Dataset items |

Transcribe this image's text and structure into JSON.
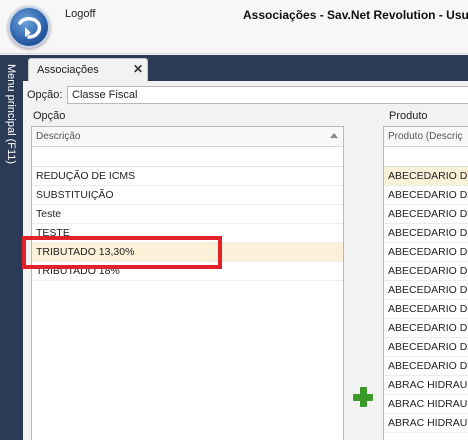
{
  "topbar": {
    "logoff_label": "Logoff",
    "title": "Associações - Sav.Net Revolution - Usuá"
  },
  "leftbar": {
    "label": "Menu principal (F11)"
  },
  "tabs": [
    {
      "label": "Associações",
      "close": "✕"
    }
  ],
  "opcao_field": {
    "label": "Opção:",
    "value": "Classe Fiscal"
  },
  "left_panel": {
    "title": "Opção",
    "column_header": "Descrição",
    "rows": [
      "REDUÇÃO DE ICMS",
      "SUBSTITUIÇÃO",
      "Teste",
      "TESTE",
      "TRIBUTADO 13,30%",
      "TRIBUTADO 18%"
    ],
    "selected_index": 4
  },
  "right_panel": {
    "title": "Produto",
    "column_header": "Produto (Descriç",
    "rows": [
      "ABECEDARIO DE",
      "ABECEDARIO DE",
      "ABECEDARIO DE",
      "ABECEDARIO DE",
      "ABECEDARIO DE",
      "ABECEDARIO DE",
      "ABECEDARIO DE",
      "ABECEDARIO DE",
      "ABECEDARIO DE",
      "ABECEDARIO DE",
      "ABECEDARIO DE",
      "ABRAC HIDRAUL",
      "ABRAC HIDRAUL",
      "ABRAC HIDRAUL"
    ]
  },
  "icons": {
    "app_orb": "refresh-arrow-icon",
    "add": "plus-icon"
  },
  "colors": {
    "sidebar": "#2b3a55",
    "highlight": "#e3212b",
    "add_green": "#3a9a2a",
    "selected_row": "#fbf1d8"
  }
}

TASK GOAL | Copy the whole of the material above exactly, but not its images.

RESPONSE FOR THIS EXERCISE |
Transcribe this image's text and structure into JSON.
{
  "topbar": {
    "logoff_label": "Logoff",
    "title": "Associações - Sav.Net Revolution - Usuá"
  },
  "leftbar": {
    "label": "Menu principal (F11)"
  },
  "tabs": [
    {
      "label": "Associações",
      "close": "✕"
    }
  ],
  "opcao_field": {
    "label": "Opção:",
    "value": "Classe Fiscal"
  },
  "left_panel": {
    "title": "Opção",
    "column_header": "Descrição",
    "rows": [
      "REDUÇÃO DE ICMS",
      "SUBSTITUIÇÃO",
      "Teste",
      "TESTE",
      "TRIBUTADO 13,30%",
      "TRIBUTADO 18%"
    ],
    "selected_index": 4
  },
  "right_panel": {
    "title": "Produto",
    "column_header": "Produto (Descriç",
    "rows": [
      "ABECEDARIO DE",
      "ABECEDARIO DE",
      "ABECEDARIO DE",
      "ABECEDARIO DE",
      "ABECEDARIO DE",
      "ABECEDARIO DE",
      "ABECEDARIO DE",
      "ABECEDARIO DE",
      "ABECEDARIO DE",
      "ABECEDARIO DE",
      "ABECEDARIO DE",
      "ABRAC HIDRAUL",
      "ABRAC HIDRAUL",
      "ABRAC HIDRAUL"
    ]
  },
  "icons": {
    "app_orb": "refresh-arrow-icon",
    "add": "plus-icon"
  },
  "colors": {
    "sidebar": "#2b3a55",
    "highlight": "#e3212b",
    "add_green": "#3a9a2a",
    "selected_row": "#fbf1d8"
  }
}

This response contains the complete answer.